[Exercise task]:
Scan the data. Collect each line that contains the word "ملاحظاتك".

[Excerpted data]:
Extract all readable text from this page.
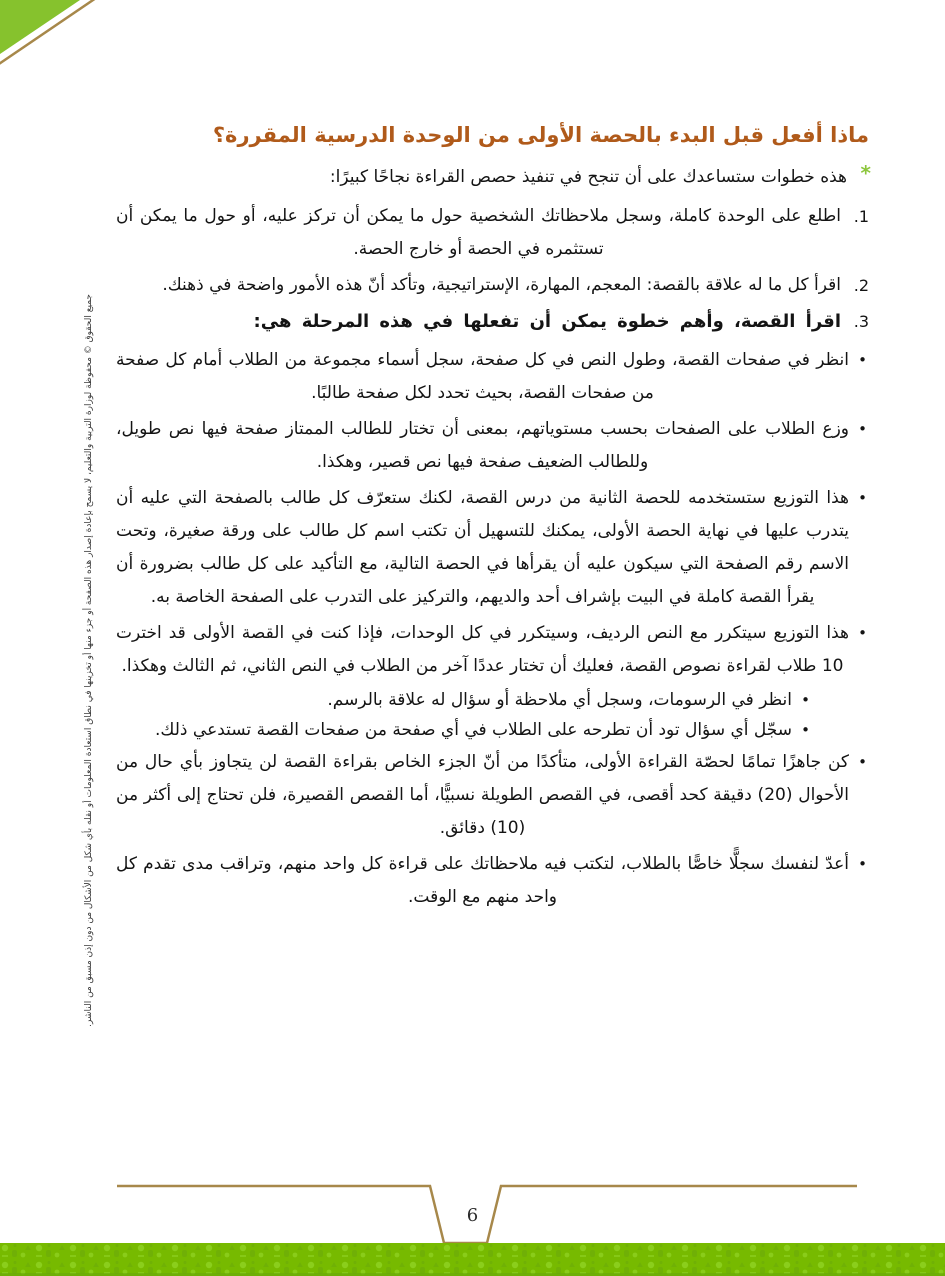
جميع الحقوق © محفوظة لوزارة التربية والتعليم، لا يسمح بإعادة إصدار هذه الصفحة أو جزء منها أو تخزينها في نطاق استعادة المعلومات أو نقله بأي شكل من الأشكال من دون إذن مسبق من الناشر.
ماذا أفعل قبل البدء بالحصة الأولى من الوحدة الدرسية المقررة؟
*

هذه خطوات ستساعدك على أن تنجح في تنفيذ حصص القراءة نجاحًا كبيرًا:

1.

اطلع على الوحدة كاملة، وسجل ملاحظاتك الشخصية حول ما يمكن أن تركز عليه، أو حول ما يمكن أن تستثمره في الحصة أو خارج الحصة.

2.

اقرأ كل ما له علاقة بالقصة: المعجم، المهارة، الإستراتيجية، وتأكد أنّ هذه الأمور واضحة في ذهنك.

3.

اقرأ القصة، وأهم خطوة يمكن أن تفعلها في هذه المرحلة هي:

•

انظر في صفحات القصة، وطول النص في كل صفحة، سجل أسماء مجموعة من الطلاب أمام كل صفحة من صفحات القصة، بحيث تحدد لكل صفحة طالبًا.

•

وزع الطلاب على الصفحات بحسب مستوياتهم، بمعنى أن تختار للطالب الممتاز صفحة فيها نص طويل، وللطالب الضعيف صفحة فيها نص قصير، وهكذا.

•

هذا التوزيع ستستخدمه للحصة الثانية من درس القصة، لكنك ستعرّف كل طالب بالصفحة التي عليه أن يتدرب عليها في نهاية الحصة الأولى، يمكنك للتسهيل أن تكتب اسم كل طالب على ورقة صغيرة، وتحت الاسم رقم الصفحة التي سيكون عليه أن يقرأها في الحصة التالية، مع التأكيد على كل طالب بضرورة أن يقرأ القصة كاملة في البيت بإشراف أحد والديهم، والتركيز على التدرب على الصفحة الخاصة به.

•

هذا التوزيع سيتكرر مع النص الرديف، وسيتكرر في كل الوحدات، فإذا كنت في القصة الأولى قد اخترت 10 طلاب لقراءة نصوص القصة، فعليك أن تختار عددًا آخر من الطلاب في النص الثاني، ثم الثالث وهكذا.

•

انظر في الرسومات، وسجل أي ملاحظة أو سؤال له علاقة بالرسم.

•

سجّل أي سؤال تود أن تطرحه على الطلاب في أي صفحة من صفحات القصة تستدعي ذلك.

•

كن جاهزًا تمامًا لحصّة القراءة الأولى، متأكدًا من أنّ الجزء الخاص بقراءة القصة لن يتجاوز بأي حال من الأحوال (20) دقيقة كحد أقصى، في القصص الطويلة نسبيًّا، أما القصص القصيرة، فلن تحتاج إلى أكثر من (10) دقائق.

•

أعدّ لنفسك سجلًّا خاصًّا بالطلاب، لتكتب فيه ملاحظاتك على قراءة كل واحد منهم، وتراقب مدى تقدم كل واحد منهم مع الوقت.

6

[Solved problem]:
اطلع على الوحدة كاملة، وسجل ملاحظاتك الشخصية حول ما يمكن أن تركز عليه، أو حول ما يمكن أن تستثمره في الحصة أو خارج الحصة.
أعدّ لنفسك سجلًّا خاصًّا بالطلاب، لتكتب فيه ملاحظاتك على قراءة كل واحد منهم، وتراقب مدى تقدم كل واحد منهم مع الوقت.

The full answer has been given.